** THE TASK **
Filter the records for lines holding the string "structured".

** DATA FOR PROCESSING **
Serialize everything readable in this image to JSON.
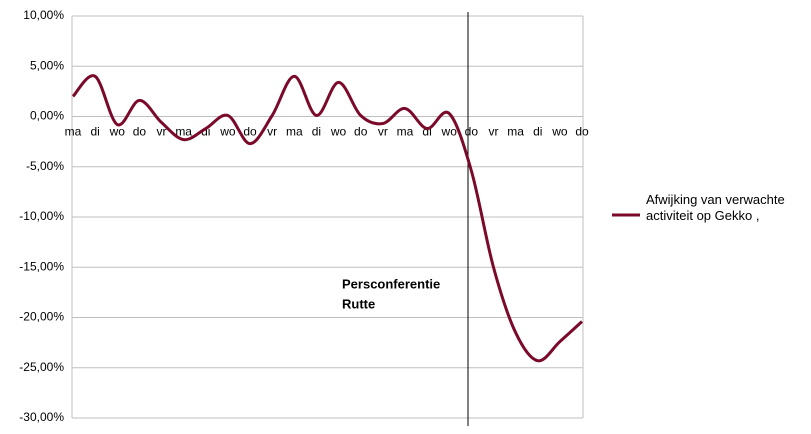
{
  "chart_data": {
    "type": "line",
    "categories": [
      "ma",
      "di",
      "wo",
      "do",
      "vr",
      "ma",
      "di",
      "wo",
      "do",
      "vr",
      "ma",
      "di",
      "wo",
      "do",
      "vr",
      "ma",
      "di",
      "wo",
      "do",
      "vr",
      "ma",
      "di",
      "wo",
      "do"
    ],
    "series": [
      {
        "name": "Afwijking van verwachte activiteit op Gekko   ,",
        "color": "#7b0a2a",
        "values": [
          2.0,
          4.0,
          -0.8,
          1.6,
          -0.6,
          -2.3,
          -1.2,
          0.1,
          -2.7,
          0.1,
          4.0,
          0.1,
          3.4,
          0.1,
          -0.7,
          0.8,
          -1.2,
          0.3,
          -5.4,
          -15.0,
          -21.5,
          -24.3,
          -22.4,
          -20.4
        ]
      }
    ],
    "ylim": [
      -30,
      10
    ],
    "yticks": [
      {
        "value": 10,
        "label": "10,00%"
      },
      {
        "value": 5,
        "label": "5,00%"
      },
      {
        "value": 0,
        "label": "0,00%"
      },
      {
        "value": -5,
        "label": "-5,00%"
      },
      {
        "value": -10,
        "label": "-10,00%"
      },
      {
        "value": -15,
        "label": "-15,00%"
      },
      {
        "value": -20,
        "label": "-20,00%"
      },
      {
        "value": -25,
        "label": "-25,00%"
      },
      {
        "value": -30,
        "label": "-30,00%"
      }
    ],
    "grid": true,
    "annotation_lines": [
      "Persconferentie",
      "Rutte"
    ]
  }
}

---

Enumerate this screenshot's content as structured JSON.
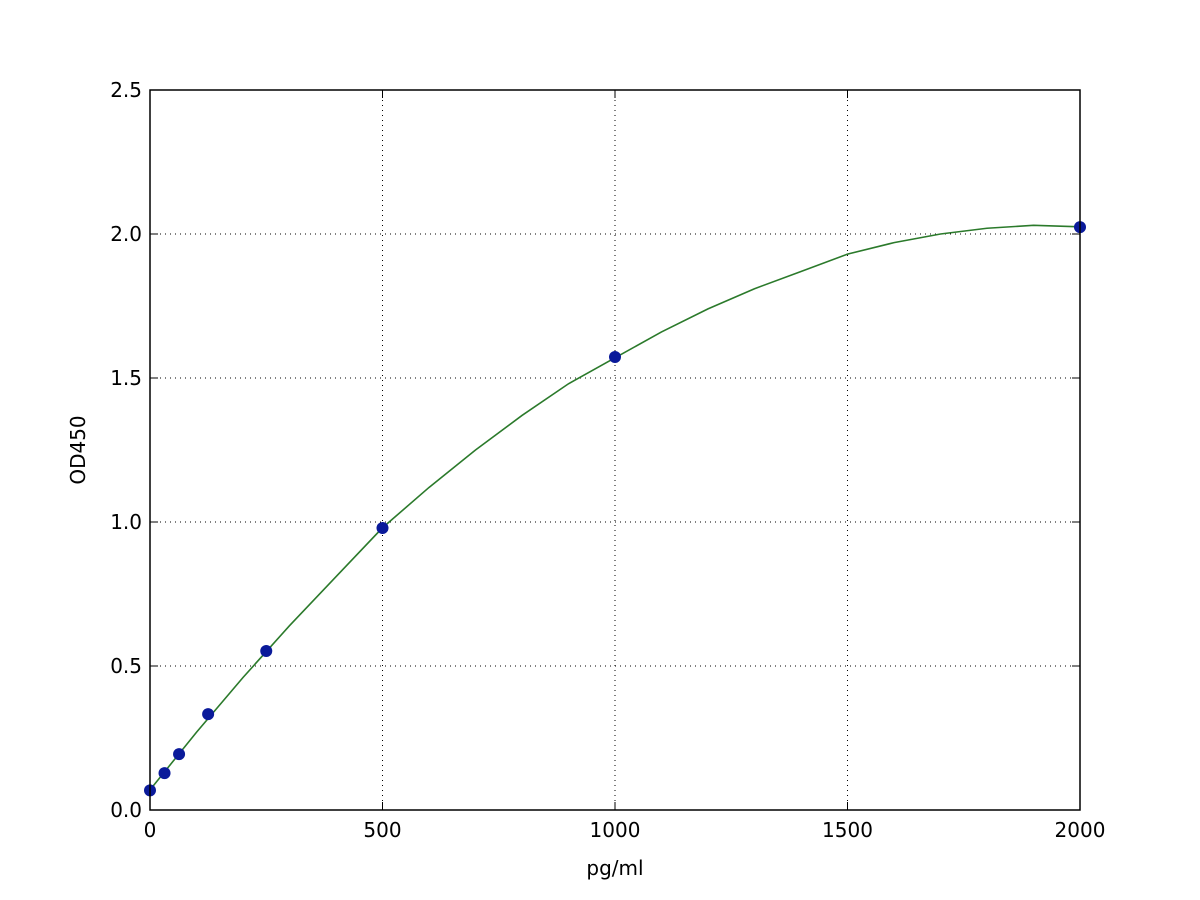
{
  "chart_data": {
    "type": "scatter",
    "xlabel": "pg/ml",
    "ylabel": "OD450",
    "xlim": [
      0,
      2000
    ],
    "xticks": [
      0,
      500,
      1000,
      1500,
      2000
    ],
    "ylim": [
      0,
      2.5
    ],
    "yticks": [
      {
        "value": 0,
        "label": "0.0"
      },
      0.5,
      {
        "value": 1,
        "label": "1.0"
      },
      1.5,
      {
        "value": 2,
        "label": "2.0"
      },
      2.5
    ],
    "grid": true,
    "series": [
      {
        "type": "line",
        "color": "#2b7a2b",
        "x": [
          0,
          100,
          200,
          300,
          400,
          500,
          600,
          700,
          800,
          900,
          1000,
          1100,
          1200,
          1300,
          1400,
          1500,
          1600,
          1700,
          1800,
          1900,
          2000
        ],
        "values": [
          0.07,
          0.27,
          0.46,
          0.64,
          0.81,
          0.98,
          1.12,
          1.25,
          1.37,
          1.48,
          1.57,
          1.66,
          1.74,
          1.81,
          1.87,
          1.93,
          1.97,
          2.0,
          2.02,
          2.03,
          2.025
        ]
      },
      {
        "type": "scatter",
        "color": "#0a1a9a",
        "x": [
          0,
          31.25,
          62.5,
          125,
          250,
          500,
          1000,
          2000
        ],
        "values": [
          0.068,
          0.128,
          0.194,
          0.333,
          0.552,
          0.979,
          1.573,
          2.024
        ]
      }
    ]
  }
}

* * *

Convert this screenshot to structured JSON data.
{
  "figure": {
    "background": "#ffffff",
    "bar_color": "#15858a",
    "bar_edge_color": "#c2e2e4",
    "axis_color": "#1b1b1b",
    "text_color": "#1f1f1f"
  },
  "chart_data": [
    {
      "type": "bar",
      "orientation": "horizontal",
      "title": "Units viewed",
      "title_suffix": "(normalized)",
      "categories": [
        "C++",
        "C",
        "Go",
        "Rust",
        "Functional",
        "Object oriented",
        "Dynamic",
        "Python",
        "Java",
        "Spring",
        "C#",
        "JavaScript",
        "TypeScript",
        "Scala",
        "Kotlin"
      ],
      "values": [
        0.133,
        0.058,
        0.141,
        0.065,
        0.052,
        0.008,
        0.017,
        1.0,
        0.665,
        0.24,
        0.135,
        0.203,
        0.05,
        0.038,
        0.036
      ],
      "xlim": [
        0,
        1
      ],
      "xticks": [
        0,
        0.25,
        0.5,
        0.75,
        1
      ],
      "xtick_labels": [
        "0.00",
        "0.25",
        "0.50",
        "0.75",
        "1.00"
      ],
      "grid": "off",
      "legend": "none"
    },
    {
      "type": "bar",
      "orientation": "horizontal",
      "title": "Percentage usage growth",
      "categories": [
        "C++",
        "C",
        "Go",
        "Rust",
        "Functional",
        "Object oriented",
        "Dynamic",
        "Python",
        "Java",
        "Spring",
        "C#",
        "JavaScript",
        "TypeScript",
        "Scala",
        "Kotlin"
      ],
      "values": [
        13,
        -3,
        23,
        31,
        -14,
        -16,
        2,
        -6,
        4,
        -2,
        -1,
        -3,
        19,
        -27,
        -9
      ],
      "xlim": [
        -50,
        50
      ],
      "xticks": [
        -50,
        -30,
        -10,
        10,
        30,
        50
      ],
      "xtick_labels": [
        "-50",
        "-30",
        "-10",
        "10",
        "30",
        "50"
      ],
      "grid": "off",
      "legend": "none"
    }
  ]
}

** EXERCISE RESPONSE **
Enumerate this screenshot's content as structured JSON.
Convert this screenshot to structured JSON data.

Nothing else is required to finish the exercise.